#### SOURCE DATA

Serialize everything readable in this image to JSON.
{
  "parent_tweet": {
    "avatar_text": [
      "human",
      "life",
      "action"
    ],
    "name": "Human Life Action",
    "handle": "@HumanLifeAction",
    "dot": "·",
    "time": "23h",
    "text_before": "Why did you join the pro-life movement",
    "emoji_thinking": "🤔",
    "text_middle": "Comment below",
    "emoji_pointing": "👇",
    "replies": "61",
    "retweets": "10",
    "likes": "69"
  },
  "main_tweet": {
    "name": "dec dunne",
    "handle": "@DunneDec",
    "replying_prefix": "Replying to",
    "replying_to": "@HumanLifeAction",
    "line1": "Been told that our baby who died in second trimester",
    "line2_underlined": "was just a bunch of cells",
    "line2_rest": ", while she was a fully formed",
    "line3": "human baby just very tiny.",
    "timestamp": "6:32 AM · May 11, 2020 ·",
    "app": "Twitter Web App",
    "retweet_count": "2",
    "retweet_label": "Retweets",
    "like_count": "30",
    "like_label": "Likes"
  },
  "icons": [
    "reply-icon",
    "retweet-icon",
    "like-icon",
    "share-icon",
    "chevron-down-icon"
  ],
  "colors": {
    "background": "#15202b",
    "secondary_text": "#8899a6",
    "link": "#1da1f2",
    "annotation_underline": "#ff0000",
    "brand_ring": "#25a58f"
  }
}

########

ABOUT THIS EXERCISE:
Print all the data exactly as shown above.

TASK RESPONSE:
Serialize everything readable in this image to JSON.
{
  "parent_tweet": {
    "avatar_text": [
      "human",
      "life",
      "action"
    ],
    "name": "Human Life Action",
    "handle": "@HumanLifeAction",
    "dot": "·",
    "time": "23h",
    "text_before": "Why did you join the pro-life movement",
    "emoji_thinking": "🤔",
    "text_middle": "Comment below",
    "emoji_pointing": "👇",
    "replies": "61",
    "retweets": "10",
    "likes": "69"
  },
  "main_tweet": {
    "name": "dec dunne",
    "handle": "@DunneDec",
    "replying_prefix": "Replying to",
    "replying_to": "@HumanLifeAction",
    "line1": "Been told that our baby who died in second trimester",
    "line2_underlined": "was just a bunch of cells",
    "line2_rest": ", while she was a fully formed",
    "line3": "human baby just very tiny.",
    "timestamp": "6:32 AM · May 11, 2020 ·",
    "app": "Twitter Web App",
    "retweet_count": "2",
    "retweet_label": "Retweets",
    "like_count": "30",
    "like_label": "Likes"
  },
  "icons": [
    "reply-icon",
    "retweet-icon",
    "like-icon",
    "share-icon",
    "chevron-down-icon"
  ],
  "colors": {
    "background": "#15202b",
    "secondary_text": "#8899a6",
    "link": "#1da1f2",
    "annotation_underline": "#ff0000",
    "brand_ring": "#25a58f"
  }
}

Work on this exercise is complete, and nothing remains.